Source material >>
* * * * * * *

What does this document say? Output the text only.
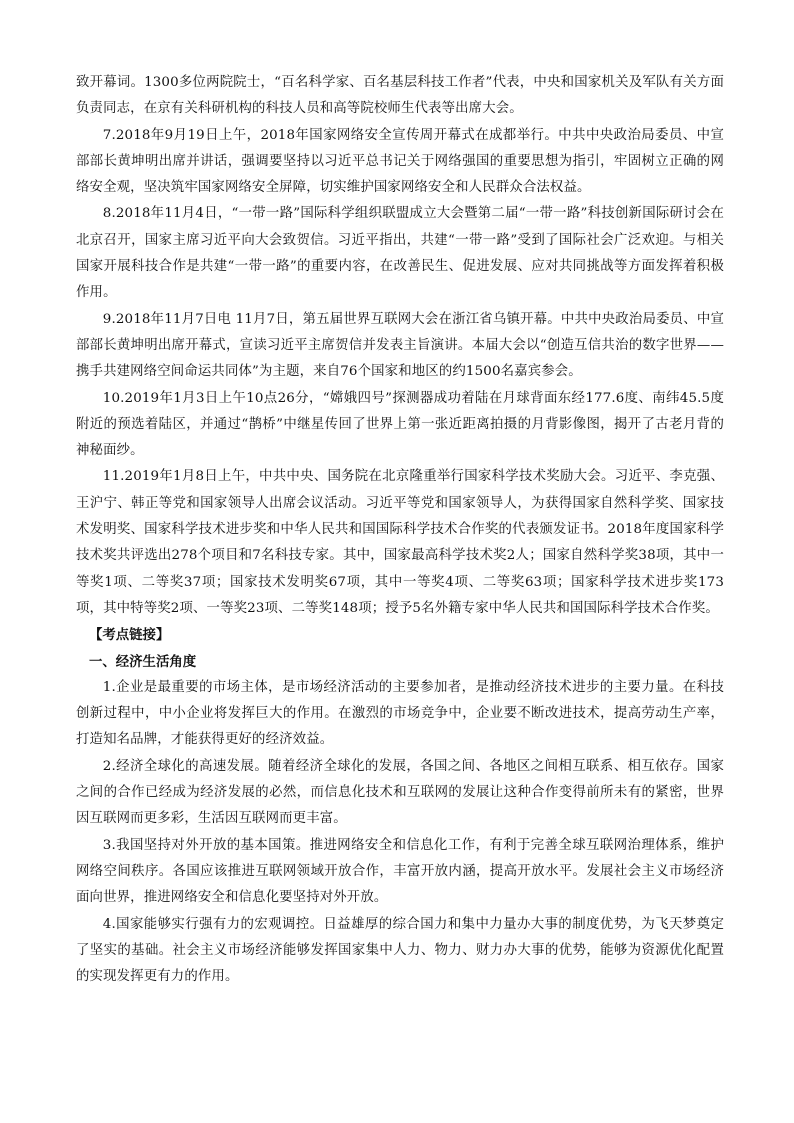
致开幕词。1300多位两院院士，“百名科学家、百名基层科技工作者”代表，中央和国家机关及军队有关方面负责同志，在京有关科研机构的科技人员和高等院校师生代表等出席大会。

7.2018年9月19日上午，2018年国家网络安全宣传周开幕式在成都举行。中共中央政治局委员、中宣部部长黄坤明出席并讲话，强调要坚持以习近平总书记关于网络强国的重要思想为指引，牢固树立正确的网络安全观，坚决筑牢国家网络安全屏障，切实维护国家网络安全和人民群众合法权益。

8.2018年11月4日，“一带一路”国际科学组织联盟成立大会暨第二届“一带一路”科技创新国际研讨会在北京召开，国家主席习近平向大会致贺信。习近平指出，共建“一带一路”受到了国际社会广泛欢迎。与相关国家开展科技合作是共建“一带一路”的重要内容，在改善民生、促进发展、应对共同挑战等方面发挥着积极作用。

9.2018年11月7日电 11月7日，第五届世界互联网大会在浙江省乌镇开幕。中共中央政治局委员、中宣部部长黄坤明出席开幕式，宣读习近平主席贺信并发表主旨演讲。本届大会以“创造互信共治的数字世界——携手共建网络空间命运共同体”为主题，来自76个国家和地区的约1500名嘉宾参会。

10.2019年1月3日上午10点26分，“嫦娥四号”探测器成功着陆在月球背面东经177.6度、南纬45.5度附近的预选着陆区，并通过“鹊桥”中继星传回了世界上第一张近距离拍摄的月背影像图，揭开了古老月背的神秘面纱。

11.2019年1月8日上午，中共中央、国务院在北京隆重举行国家科学技术奖励大会。习近平、李克强、王沪宁、韩正等党和国家领导人出席会议活动。习近平等党和国家领导人，为获得国家自然科学奖、国家技术发明奖、国家科学技术进步奖和中华人民共和国国际科学技术合作奖的代表颁发证书。2018年度国家科学技术奖共评选出278个项目和7名科技专家。其中，国家最高科学技术奖2人；国家自然科学奖38项，其中一等奖1项、二等奖37项；国家技术发明奖67项，其中一等奖4项、二等奖63项；国家科学技术进步奖173项，其中特等奖2项、一等奖23项、二等奖148项；授予5名外籍专家中华人民共和国国际科学技术合作奖。

【考点链接】

一、经济生活角度

1.企业是最重要的市场主体，是市场经济活动的主要参加者，是推动经济技术进步的主要力量。在科技创新过程中，中小企业将发挥巨大的作用。在激烈的市场竞争中，企业要不断改进技术，提高劳动生产率，打造知名品牌，才能获得更好的经济效益。

2.经济全球化的高速发展。随着经济全球化的发展，各国之间、各地区之间相互联系、相互依存。国家之间的合作已经成为经济发展的必然，而信息化技术和互联网的发展让这种合作变得前所未有的紧密，世界因互联网而更多彩，生活因互联网而更丰富。

3.我国坚持对外开放的基本国策。推进网络安全和信息化工作，有利于完善全球互联网治理体系，维护网络空间秩序。各国应该推进互联网领域开放合作，丰富开放内涵，提高开放水平。发展社会主义市场经济面向世界，推进网络安全和信息化要坚持对外开放。

4.国家能够实行强有力的宏观调控。日益雄厚的综合国力和集中力量办大事的制度优势，为飞天梦奠定了坚实的基础。社会主义市场经济能够发挥国家集中人力、物力、财力办大事的优势，能够为资源优化配置的实现发挥更有力的作用。
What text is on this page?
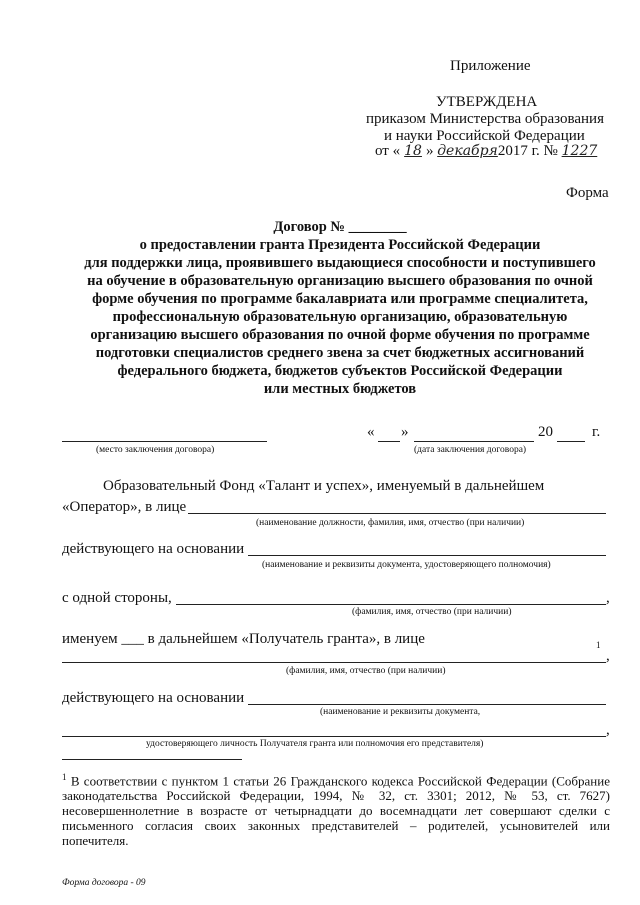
Приложение
УТВЕРЖДЕНА
приказом Министерства образования
и науки Российской Федерации
от « 18 » декабря2017 г. № 1227
Форма
Договор № ________
о предоставлении гранта Президента Российской Федерации
для поддержки лица, проявившего выдающиеся способности и поступившего
на обучение в образовательную организацию высшего образования по очной
форме обучения по программе бакалавриата или программе специалитета,
профессиональную образовательную организацию, образовательную
организацию высшего образования по очной форме обучения по программе
подготовки специалистов среднего звена за счет бюджетных ассигнований
федерального бюджета, бюджетов субъектов Российской Федерации
или местных бюджетов
(место заключения договора)
« »	20	г.
(дата заключения договора)
Образовательный Фонд «Талант и успех», именуемый в дальнейшем
«Оператор», в лице
(наименование должности, фамилия, имя, отчество (при наличии)
действующего на основании
(наименование и реквизиты документа, удостоверяющего полномочия)
с одной стороны,	,
(фамилия, имя, отчество (при наличии)
именуем ___ в дальнейшем «Получатель гранта», в лице	1
,
(фамилия, имя, отчество (при наличии)
действующего на основании
(наименование и реквизиты документа,
,
удостоверяющего личность Получателя гранта или полномочия его представителя)
$^1$ В соответствии с пунктом 1 статьи 26 Гражданского кодекса Российской Федерации (Собрание законодательства Российской Федерации, 1994, № 32, ст. 3301; 2012, № 53, ст. 7627) несовершеннолетние в возрасте от четырнадцати до восемнадцати лет совершают сделки с письменного согласия своих законных представителей – родителей, усыновителей или попечителя.
Форма договора - 09
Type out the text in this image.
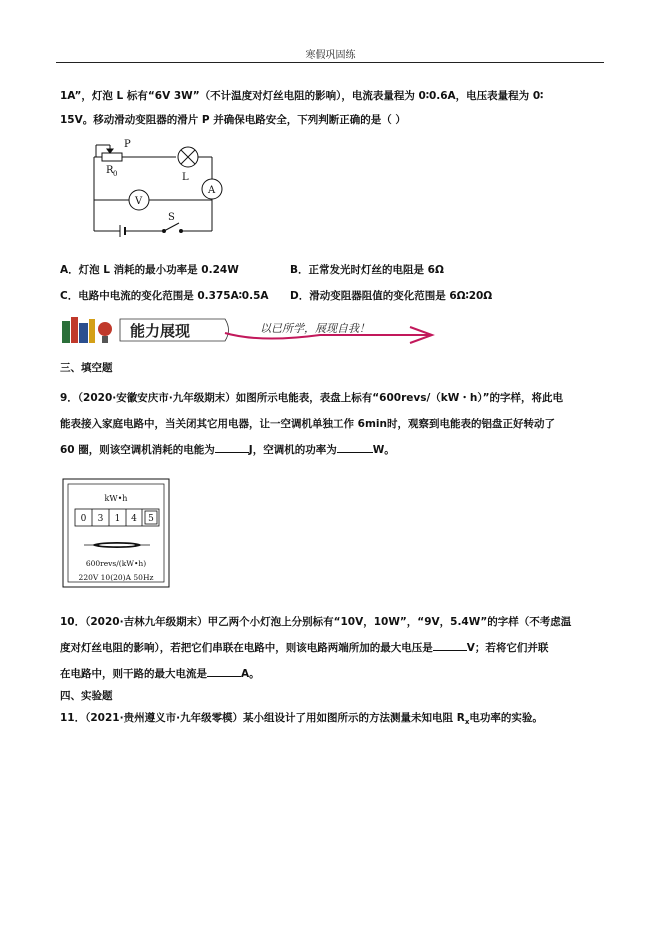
寒假巩固练
1A”，灯泡 L 标有“6V 3W”（不计温度对灯丝电阻的影响），电流表量程为 0∶0.6A，电压表量程为 0∶
15V。移动滑动变阻器的滑片 P 并确保电路安全，下列判断正确的是（ ）
P
R 0	L
A
V
S
A．灯泡 L 消耗的最小功率是 0.24W	B．正常发光时灯丝的电阻是 6Ω
C．电路中电流的变化范围是 0.375A∶0.5A D．滑动变阻器阻值的变化范围是 6Ω∶20Ω
能力展现	以已所学，展现自我！
三、填空题
9．（2020·安徽安庆市·九年级期末）如图所示电能表，表盘上标有“600revs/（kW・h）”的字样，将此电
能表接入家庭电路中，当关闭其它用电器，让一空调机单独工作 6min时，观察到电能表的铝盘正好转动了
60 圈，则该空调机消耗的电能为	J，空调机的功率为	W。
kW•h
0 3 1 4 5
600revs/(kW•h)
220V 10(20)A 50Hz
10．（2020·吉林九年级期末）甲乙两个小灯泡上分别标有“10V，10W”，“9V，5.4W”的字样（不考虑温
度对灯丝电阻的影响），若把它们串联在电路中，则该电路两端所加的最大电压是	V；若将它们并联
在电路中，则干路的最大电流是	A。
四、实验题
11．（2021·贵州遵义市·九年级零模）某小组设计了用如图所示的方法测量未知电阻 $R_x$电功率的实验。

* * * * * * *

Aim of the task >>
Give only the number of lines in the entries above that hold the string "What".

Answer to this task >>
2